Answer these questions using the ice hockey player profile below:
1. Which National Hockey League team holds Korshkov's rights?
2. At what overall position, and by which team, was Korshkov chosen in the 2016 NHL Entry Draft?
3. On what date did Korshkov sign his entry-level contract with the Maple Leafs?

# Supplied text:
──────────────────────────────

Yegor Alexeyevich Korshkov (; born 10 July 1996) is a Russian professional ice hockey forward who is currently playing for Lokomotiv Yaroslavl in the Kontinental Hockey League (KHL). His rights are held by the Florida Panthers of the National Hockey League (NHL).

Playing career
Korshkov made his Kontinental Hockey League debut playing with Lokomotiv Yaroslavl during the 2014–15 KHL season.

In the 2016 NHL Entry Draft Korshkov was chosen 31st overall by the Toronto Maple Leafs, the highest the team had ever selected a Russian player. Korshkov was scouted out by Evgeny Namestnikov, the same scout who tipped the Leafs off on Nikita Soshnikov a year earlier.

In the 2018–19 season, Korshkov recorded 3 goals and 5 points thorough 19 games before collecting 3 assists in 9 playoff games. On 1 May 2019, Korshkov signed a two-year, entry-level contract with the Maple Leafs, immediately joining AHL affiliate the Toronto Marlies, in the midst of their playoff run.

──────────────────────────────

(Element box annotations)
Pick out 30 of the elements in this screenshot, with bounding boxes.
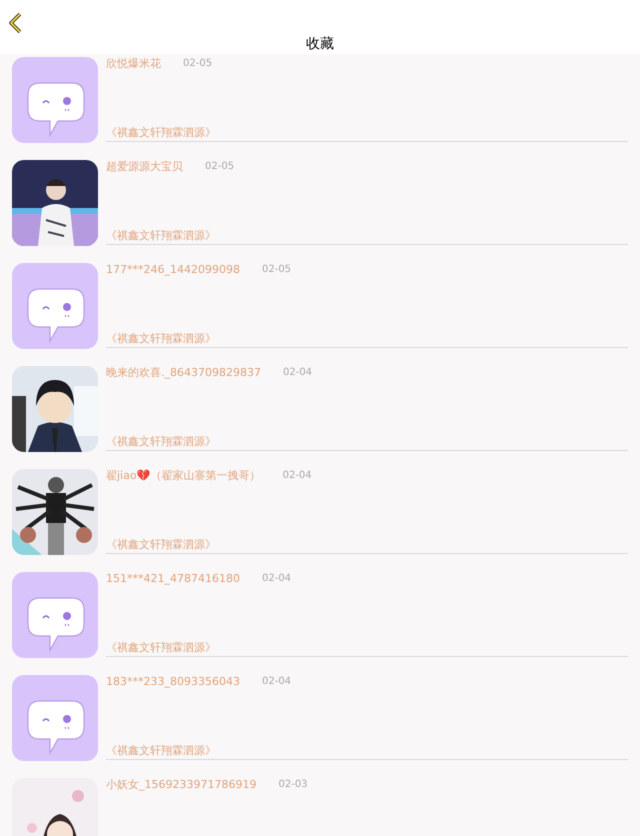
date: 02-05 — [205, 160, 234, 174]
work-title: 《祺鑫文轩翔霖泗源》 — [106, 641, 216, 655]
back-button[interactable] — [8, 10, 24, 36]
user-name: 晚来的欢喜._8643709829837 — [106, 366, 261, 380]
user-name: 177***246_1442099098 — [106, 263, 240, 277]
date: 02-04 — [262, 572, 292, 586]
work-title: 《祺鑫文轩翔霖泗源》 — [106, 332, 216, 346]
date: 02-04 — [282, 366, 312, 380]
date: 02-05 — [262, 263, 292, 277]
chat-bubble-icon — [12, 263, 98, 349]
date: 02-03 — [278, 778, 308, 792]
date: 02-04 — [262, 675, 292, 689]
user-name: 小妖女_1569233971786919 — [106, 778, 256, 792]
back-icon — [8, 10, 24, 36]
work-title: 《祺鑫文轩翔霖泗源》 — [106, 744, 216, 758]
date: 02-05 — [183, 57, 212, 71]
user-name: 翟jiao💔（翟家山寨第一拽哥） — [106, 469, 261, 483]
chat-bubble-icon — [12, 572, 98, 658]
chat-bubble-icon — [12, 57, 98, 143]
work-title: 《祺鑫文轩翔霖泗源》 — [106, 538, 216, 552]
user-name: 151***421_4787416180 — [106, 572, 240, 586]
work-title: 《祺鑫文轩翔霖泗源》 — [106, 229, 216, 243]
chat-bubble-icon — [12, 675, 98, 761]
work-title: 《祺鑫文轩翔霖泗源》 — [106, 126, 216, 140]
date: 02-04 — [282, 469, 312, 483]
work-title: 《祺鑫文轩翔霖泗源》 — [106, 435, 216, 449]
user-name: 欣悦爆米花 — [106, 57, 161, 71]
page-title: 收藏 — [306, 35, 334, 53]
user-name: 183***233_8093356043 — [106, 675, 240, 689]
user-name: 超爱源源大宝贝 — [106, 160, 183, 174]
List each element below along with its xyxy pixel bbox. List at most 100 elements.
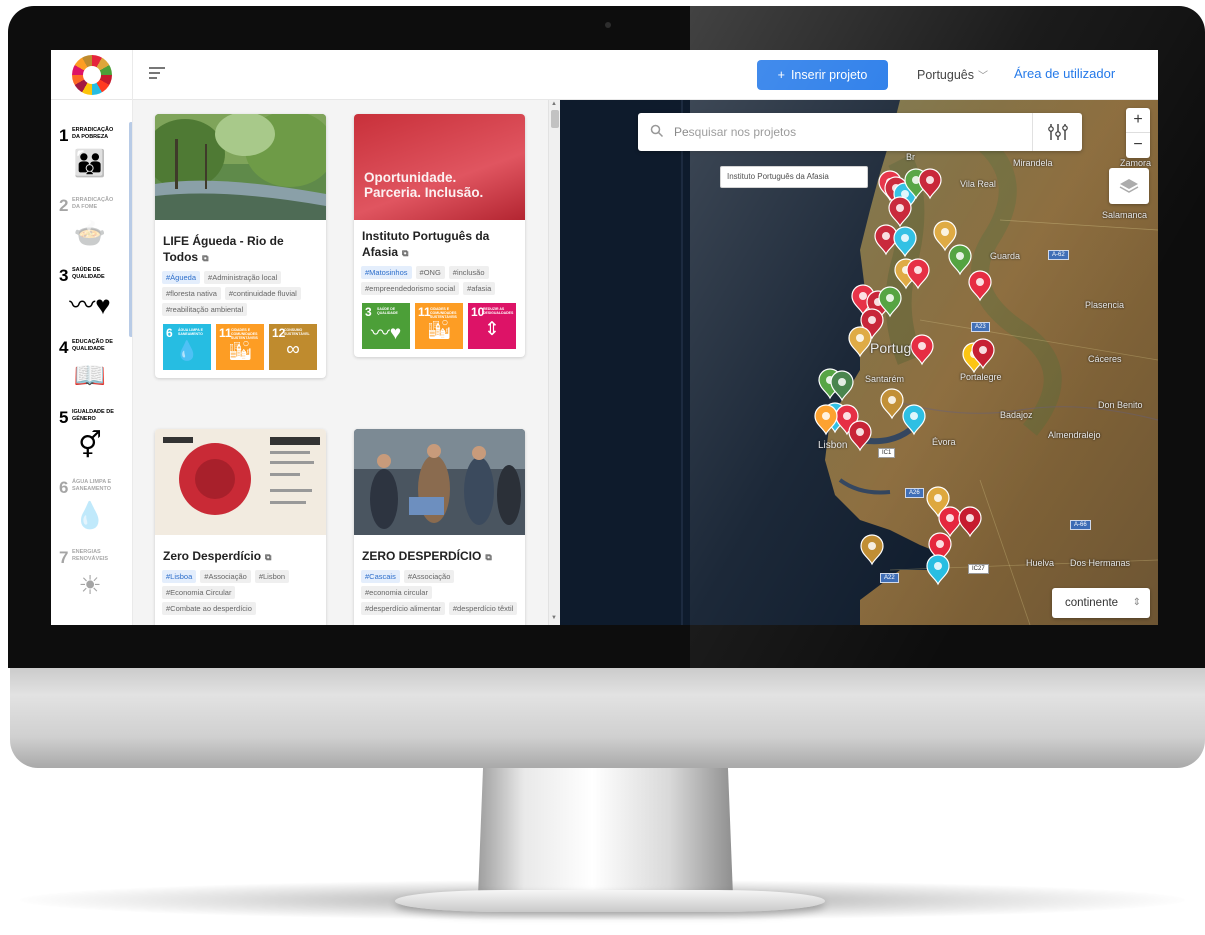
tag[interactable]: #Cascais	[361, 570, 400, 583]
tag-list: #Cascais #Associação #economia circular …	[354, 565, 525, 615]
project-card[interactable]: Oportunidade. Parceria. Inclusão. Instit…	[354, 114, 525, 357]
external-link-icon[interactable]: ⧉	[265, 552, 271, 562]
sdg-label: Erradicação da fome	[72, 197, 114, 210]
tag[interactable]: #Matosinhos	[361, 266, 412, 279]
gender-icon: ⚥	[78, 429, 102, 460]
tag[interactable]: #Lisboa	[162, 570, 197, 583]
sdg-filter-4[interactable]: 4 Educação de qualidade 📖	[57, 334, 127, 404]
zoom-in-button[interactable]: +	[1126, 108, 1150, 133]
sdg-wheel-logo[interactable]	[72, 55, 112, 95]
sdg-tile-icon: 🏙	[426, 320, 452, 341]
sdg-number: 5	[59, 408, 69, 427]
scroll-up-icon[interactable]: ▲	[551, 101, 557, 107]
external-link-icon[interactable]: ⧉	[485, 552, 491, 562]
external-link-icon[interactable]: ⧉	[202, 253, 208, 263]
sdg-tile-label: Reduzir as desigualdades	[483, 307, 514, 315]
project-card[interactable]: Zero Desperdício ⧉ #Lisboa #Associação #L…	[155, 429, 326, 625]
project-card[interactable]: LIFE Águeda - Rio de Todos ⧉ #Águeda #Adm…	[155, 114, 326, 378]
layers-icon	[1119, 179, 1139, 193]
sdg-tile-number: 11	[418, 305, 431, 319]
map-label: Salamanca	[1102, 210, 1148, 220]
tag[interactable]: #Lisbon	[254, 570, 290, 583]
external-link-icon[interactable]: ⧉	[402, 248, 408, 258]
project-list: LIFE Águeda - Rio de Todos ⧉ #Águeda #Adm…	[133, 100, 560, 625]
sdg-tile-3[interactable]: 3 Saúde de qualidade 〰♥	[362, 303, 410, 349]
sdg-filter-6[interactable]: 6 Água limpa e saneamento 💧	[57, 474, 127, 544]
tag[interactable]: #Combate ao desperdício	[162, 602, 256, 615]
sdg-filter-1[interactable]: 1 Erradicação da pobreza 👪	[57, 122, 127, 192]
tag[interactable]: #reabilitação ambiental	[162, 303, 248, 316]
insert-project-label: Inserir projeto	[790, 68, 868, 82]
sdg-filter-7[interactable]: 7 Energias renováveis ☀	[57, 544, 127, 614]
sdg-tile-6[interactable]: 6 Água limpa e saneamento 💧	[163, 324, 211, 370]
project-title: Instituto Português da Afasia ⧉	[362, 229, 490, 259]
tag[interactable]: #afasia	[463, 282, 496, 295]
map-label: Lisbon	[818, 440, 848, 451]
map-label: Portalegre	[960, 372, 1002, 382]
road-sign: A-66	[1070, 520, 1091, 530]
sdg-number: 4	[59, 338, 69, 357]
chevron-down-icon: ﹀	[977, 71, 988, 82]
map-label: Br	[906, 152, 915, 162]
layers-button[interactable]	[1109, 168, 1149, 204]
project-image	[155, 114, 326, 220]
map-search-input[interactable]	[674, 122, 1024, 142]
tag[interactable]: #Associação	[403, 570, 455, 583]
sdg-filter-2[interactable]: 2 Erradicação da fome 🍲	[57, 192, 127, 262]
tag[interactable]: #continuidade fluvial	[224, 287, 301, 300]
tag[interactable]: #desperdício alimentar	[361, 602, 445, 615]
project-image	[354, 429, 525, 535]
project-image-caption: Oportunidade. Parceria. Inclusão.	[364, 170, 484, 200]
tag-list: #Águeda #Administração local #floresta n…	[155, 266, 326, 316]
map-search-bar	[638, 113, 1082, 151]
project-image: Oportunidade. Parceria. Inclusão.	[354, 114, 525, 220]
filter-button[interactable]	[1032, 113, 1082, 151]
language-select[interactable]: Português ﹀	[917, 67, 988, 82]
project-map[interactable]: + − Instituto Português da Afasia Br Mir…	[560, 100, 1158, 625]
tag[interactable]: #Associação	[200, 570, 251, 583]
sdg-filter-5[interactable]: 5 Igualdade de género ⚥	[57, 404, 127, 474]
list-scrollbar[interactable]: ▲ ▼	[548, 100, 560, 625]
tag[interactable]: #ONG	[415, 266, 445, 279]
tag[interactable]: #empreendedorismo social	[361, 282, 460, 295]
zoom-control: + −	[1126, 108, 1150, 158]
scroll-down-icon[interactable]: ▼	[551, 615, 557, 621]
sdg-tile-12[interactable]: 12 Consumo sustentável ∞	[269, 324, 317, 370]
road-sign: IC27	[968, 564, 989, 574]
sdg-filter-3[interactable]: 3 Saúde de qualidade 〰♥	[57, 262, 127, 332]
sdg-tiles: 3 Saúde de qualidade 〰♥ 11 Cidades e comunid…	[354, 295, 525, 357]
project-title: LIFE Águeda - Rio de Todos ⧉	[163, 234, 284, 264]
sdg-tile-10[interactable]: 10 Reduzir as desigualdades ⇕	[468, 303, 516, 349]
project-image	[155, 429, 326, 535]
tag[interactable]: #Águeda	[162, 271, 201, 284]
map-label: Santarém	[865, 374, 905, 384]
scrollbar-thumb[interactable]	[551, 110, 559, 128]
bowl-icon: 🍲	[73, 217, 107, 248]
project-card[interactable]: ZERO DESPERDÍCIO ⧉ #Cascais #Associação #…	[354, 429, 525, 625]
region-select[interactable]: continente ⇕	[1052, 588, 1150, 618]
sdg-tile-11[interactable]: 11 Cidades e comunidades sustentáveis 🏙	[216, 324, 264, 370]
sdg-tile-label: Consumo sustentável	[284, 328, 310, 336]
map-label: Don Benito	[1098, 400, 1143, 410]
tag[interactable]: #Economia Circular	[162, 586, 236, 599]
insert-project-button[interactable]: + Inserir projeto	[757, 60, 888, 90]
user-area-link[interactable]: Área de utilizador	[1014, 66, 1115, 81]
sdg-tile-icon: 〰♥	[370, 323, 402, 344]
language-label: Português	[917, 68, 974, 82]
tag[interactable]: #floresta nativa	[162, 287, 221, 300]
sdg-tile-11[interactable]: 11 Cidades e comunidades sustentáveis 🏙	[415, 303, 463, 349]
sdg-label: Igualdade de género	[72, 409, 114, 422]
sdg-tile-number: 11	[219, 326, 232, 340]
map-label: Vila Real	[960, 179, 996, 189]
sdg-number: 1	[59, 126, 69, 145]
tag[interactable]: #inclusão	[448, 266, 489, 279]
tag-list: #Matosinhos #ONG #inclusão #empreendedor…	[354, 261, 525, 295]
sdg-tile-label: Água limpa e saneamento	[178, 328, 203, 336]
sdg-tile-icon: ∞	[286, 339, 300, 360]
menu-icon[interactable]	[149, 67, 165, 81]
tag[interactable]: #economia circular	[361, 586, 432, 599]
sdg-label: Água limpa e saneamento	[72, 479, 112, 492]
tag[interactable]: #desperdício têxtil	[448, 602, 518, 615]
tag[interactable]: #Administração local	[204, 271, 282, 284]
zoom-out-button[interactable]: −	[1126, 133, 1150, 158]
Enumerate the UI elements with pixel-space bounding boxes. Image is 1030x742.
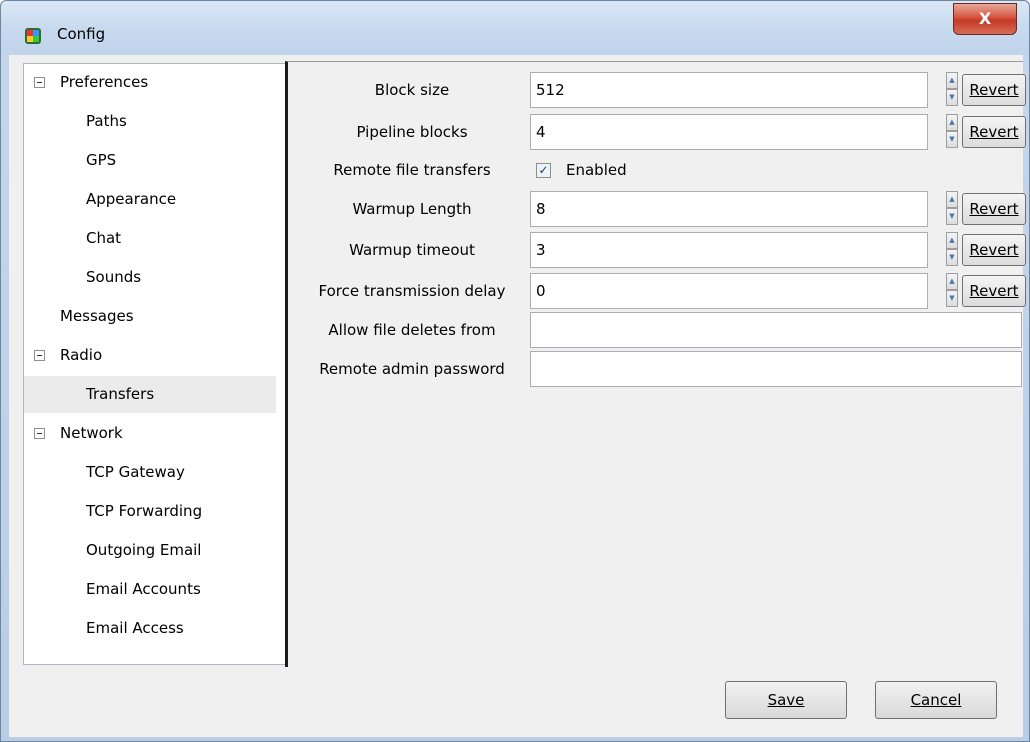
close-button[interactable]: X xyxy=(953,3,1017,35)
tree-item-paths[interactable]: Paths xyxy=(24,103,286,140)
collapse-icon[interactable] xyxy=(34,77,45,88)
tree-item-email-accounts[interactable]: Email Accounts xyxy=(24,571,286,608)
force-transmission-delay-label: Force transmission delay xyxy=(318,282,506,300)
tree-item-appearance[interactable]: Appearance xyxy=(24,181,286,218)
tree-item-label: Email Access xyxy=(86,619,184,637)
remote-file-transfers-label: Remote file transfers xyxy=(333,161,491,179)
save-button[interactable]: Save xyxy=(725,681,847,719)
tree-item-label: Appearance xyxy=(86,190,177,208)
spin-down-icon[interactable]: ▼ xyxy=(946,208,958,225)
config-window: Config X Preferences Paths GPS Appearanc… xyxy=(0,0,1030,742)
remote-file-transfers-checkbox[interactable]: ✓ xyxy=(536,163,551,178)
tree-item-messages[interactable]: Messages xyxy=(24,298,286,335)
pipeline-blocks-revert-button[interactable]: Revert xyxy=(962,116,1026,148)
tree-item-transfers[interactable]: Transfers xyxy=(24,376,276,413)
config-tree[interactable]: Preferences Paths GPS Appearance Chat So… xyxy=(23,63,287,665)
tree-item-label: GPS xyxy=(86,151,117,169)
block-size-label: Block size xyxy=(374,81,450,99)
tree-item-chat[interactable]: Chat xyxy=(24,220,286,257)
warmup-length-spinner[interactable]: ▲ ▼ xyxy=(946,191,958,227)
tree-item-sounds[interactable]: Sounds xyxy=(24,259,286,296)
settings-panel: Block size 512 ▲ ▼ Revert Pipeline blocks… xyxy=(285,61,1026,667)
spin-up-icon[interactable]: ▲ xyxy=(946,72,958,89)
spin-up-icon[interactable]: ▲ xyxy=(946,114,958,131)
warmup-timeout-spinner[interactable]: ▲ ▼ xyxy=(946,232,958,268)
block-size-field[interactable]: 512 xyxy=(530,72,928,108)
remote-file-transfers-enabled-label[interactable]: Enabled xyxy=(566,161,627,179)
spin-up-icon[interactable]: ▲ xyxy=(946,273,958,290)
warmup-timeout-field[interactable]: 3 xyxy=(530,232,928,268)
warmup-timeout-revert-button[interactable]: Revert xyxy=(962,234,1026,266)
tree-item-network[interactable]: Network xyxy=(24,415,286,452)
spin-down-icon[interactable]: ▼ xyxy=(946,89,958,106)
tree-item-tcp-gateway[interactable]: TCP Gateway xyxy=(24,454,286,491)
spin-down-icon[interactable]: ▼ xyxy=(946,131,958,148)
app-icon xyxy=(25,28,41,44)
tree-item-label: TCP Gateway xyxy=(86,463,185,481)
pipeline-blocks-field[interactable]: 4 xyxy=(530,114,928,150)
spin-up-icon[interactable]: ▲ xyxy=(946,191,958,208)
allow-file-deletes-label: Allow file deletes from xyxy=(328,321,496,339)
tree-item-label: Transfers xyxy=(86,385,155,403)
tree-item-tcp-forwarding[interactable]: TCP Forwarding xyxy=(24,493,286,530)
tree-item-gps[interactable]: GPS xyxy=(24,142,286,179)
tree-item-email-access[interactable]: Email Access xyxy=(24,610,286,647)
tree-item-label: Chat xyxy=(86,229,122,247)
warmup-length-field[interactable]: 8 xyxy=(530,191,928,227)
tree-item-outgoing-email[interactable]: Outgoing Email xyxy=(24,532,286,569)
force-transmission-delay-field[interactable]: 0 xyxy=(530,273,928,309)
block-size-spinner[interactable]: ▲ ▼ xyxy=(946,72,958,108)
tree-item-label: Sounds xyxy=(86,268,142,286)
tree-item-label: Preferences xyxy=(60,73,149,91)
client-area: Preferences Paths GPS Appearance Chat So… xyxy=(9,55,1026,737)
tree-item-label: Email Accounts xyxy=(86,580,201,598)
spin-down-icon[interactable]: ▼ xyxy=(946,249,958,266)
tree-item-label: Messages xyxy=(60,307,134,325)
tree-item-radio[interactable]: Radio xyxy=(24,337,286,374)
tree-item-preferences[interactable]: Preferences xyxy=(24,64,286,101)
pipeline-blocks-label: Pipeline blocks xyxy=(356,123,468,141)
remote-admin-password-field[interactable] xyxy=(530,351,1022,387)
collapse-icon[interactable] xyxy=(34,428,45,439)
collapse-icon[interactable] xyxy=(34,350,45,361)
cancel-button[interactable]: Cancel xyxy=(875,681,997,719)
pipeline-blocks-spinner[interactable]: ▲ ▼ xyxy=(946,114,958,150)
warmup-length-revert-button[interactable]: Revert xyxy=(962,193,1026,225)
title-bar[interactable]: Config X xyxy=(1,1,1029,55)
warmup-timeout-label: Warmup timeout xyxy=(349,241,475,259)
allow-file-deletes-field[interactable] xyxy=(530,312,1022,348)
tree-item-label: Outgoing Email xyxy=(86,541,202,559)
spin-up-icon[interactable]: ▲ xyxy=(946,232,958,249)
window-title: Config xyxy=(57,25,106,43)
tree-item-label: TCP Forwarding xyxy=(86,502,203,520)
tree-item-label: Paths xyxy=(86,112,127,130)
tree-item-label: Radio xyxy=(60,346,103,364)
force-transmission-delay-spinner[interactable]: ▲ ▼ xyxy=(946,273,958,309)
spin-down-icon[interactable]: ▼ xyxy=(946,290,958,307)
remote-admin-password-label: Remote admin password xyxy=(319,360,505,378)
block-size-revert-button[interactable]: Revert xyxy=(962,74,1026,106)
warmup-length-label: Warmup Length xyxy=(352,200,472,218)
force-transmission-delay-revert-button[interactable]: Revert xyxy=(962,275,1026,307)
tree-item-label: Network xyxy=(60,424,123,442)
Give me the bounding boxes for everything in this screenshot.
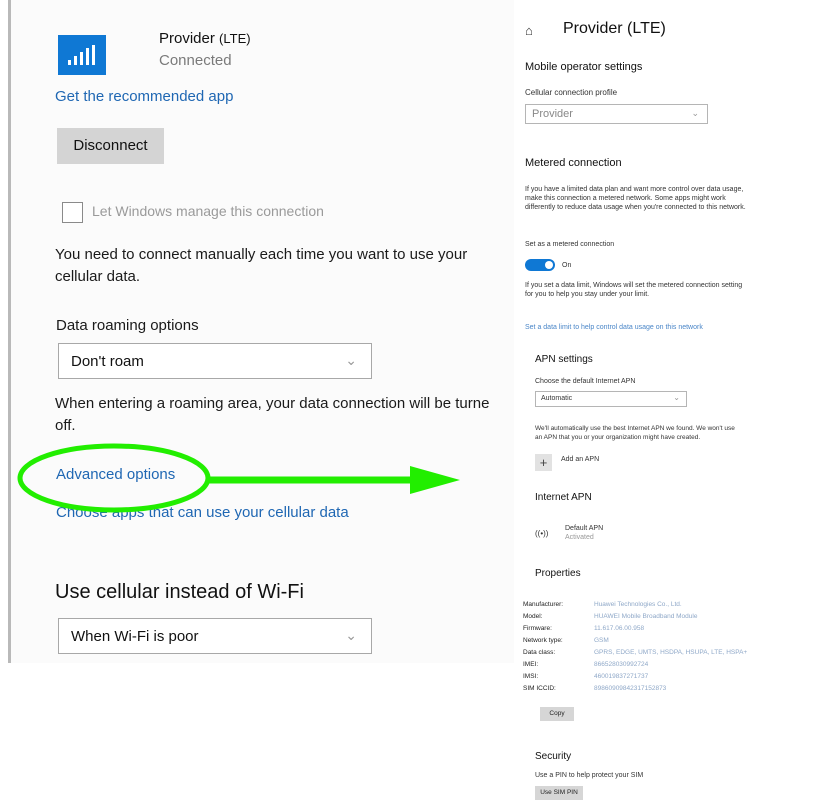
properties-heading: Properties — [535, 568, 581, 579]
property-value: 866528030992724 — [594, 661, 649, 668]
property-value: 89860909842317152873 — [594, 685, 667, 692]
property-value: HUAWEI Mobile Broadband Module — [594, 613, 698, 620]
metered-heading: Metered connection — [525, 157, 622, 169]
chevron-down-icon: ⌄ — [673, 393, 680, 402]
copy-button[interactable]: Copy — [540, 707, 574, 721]
apn-settings-heading: APN settings — [535, 354, 593, 365]
add-icon[interactable]: + — [535, 454, 552, 471]
metered-description: If you have a limited data plan and want… — [525, 186, 746, 211]
data-limit-description: If you set a data limit, Windows will se… — [525, 282, 743, 298]
property-label: IMSI: — [523, 673, 539, 680]
apn-choose-label: Choose the default Internet APN — [535, 378, 636, 385]
arrow-head — [410, 466, 460, 494]
set-metered-label: Set as a metered connection — [525, 241, 615, 248]
property-value: Huawei Technologies Co., Ltd. — [594, 601, 682, 608]
property-label: Network type: — [523, 637, 563, 644]
security-description: Use a PIN to help protect your SIM — [535, 772, 644, 779]
add-apn-label[interactable]: Add an APN — [561, 455, 599, 464]
internet-apn-heading: Internet APN — [535, 492, 592, 503]
property-label: IMEI: — [523, 661, 539, 668]
property-value: 11.617.06.00.958 — [594, 625, 645, 632]
provider-settings-panel: ⌂ Provider (LTE) Mobile operator setting… — [518, 0, 821, 808]
home-icon[interactable]: ⌂ — [525, 23, 533, 38]
property-label: Data class: — [523, 649, 556, 656]
property-label: Firmware: — [523, 625, 552, 632]
highlight-ellipse — [17, 443, 211, 513]
chevron-down-icon: ⌄ — [691, 108, 699, 118]
property-label: Model: — [523, 613, 543, 620]
property-label: SIM ICCID: — [523, 685, 556, 692]
toggle-state: On — [562, 262, 572, 269]
use-sim-pin-button[interactable]: Use SIM PIN — [535, 786, 583, 800]
property-value: GPRS, EDGE, UMTS, HSDPA, HSUPA, LTE, HSP… — [594, 649, 748, 656]
page-title: Provider (LTE) — [563, 20, 666, 37]
apn-description: We'll automatically use the best Interne… — [535, 425, 735, 441]
data-limit-link[interactable]: Set a data limit to help control data us… — [525, 323, 703, 332]
security-heading: Security — [535, 751, 572, 762]
property-label: Manufacturer: — [523, 601, 564, 608]
operator-settings-heading: Mobile operator settings — [525, 61, 643, 73]
wireless-signal-icon: ((•)) — [535, 529, 549, 538]
property-value: GSM — [594, 637, 609, 644]
property-value: 460019837271737 — [594, 673, 649, 680]
metered-toggle[interactable] — [525, 259, 555, 271]
profile-label: Cellular connection profile — [525, 88, 618, 97]
default-apn-status: Activated — [565, 534, 594, 541]
profile-dropdown[interactable]: Provider ⌄ — [525, 104, 708, 124]
default-apn-name[interactable]: Default APN — [565, 524, 603, 533]
apn-dropdown[interactable]: Automatic ⌄ — [535, 391, 687, 407]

──────────────────────────────

# Expected answer:
1. The Florida Panthers.
2. 31st overall, by the Toronto Maple Leafs.
3. 1 May 2019.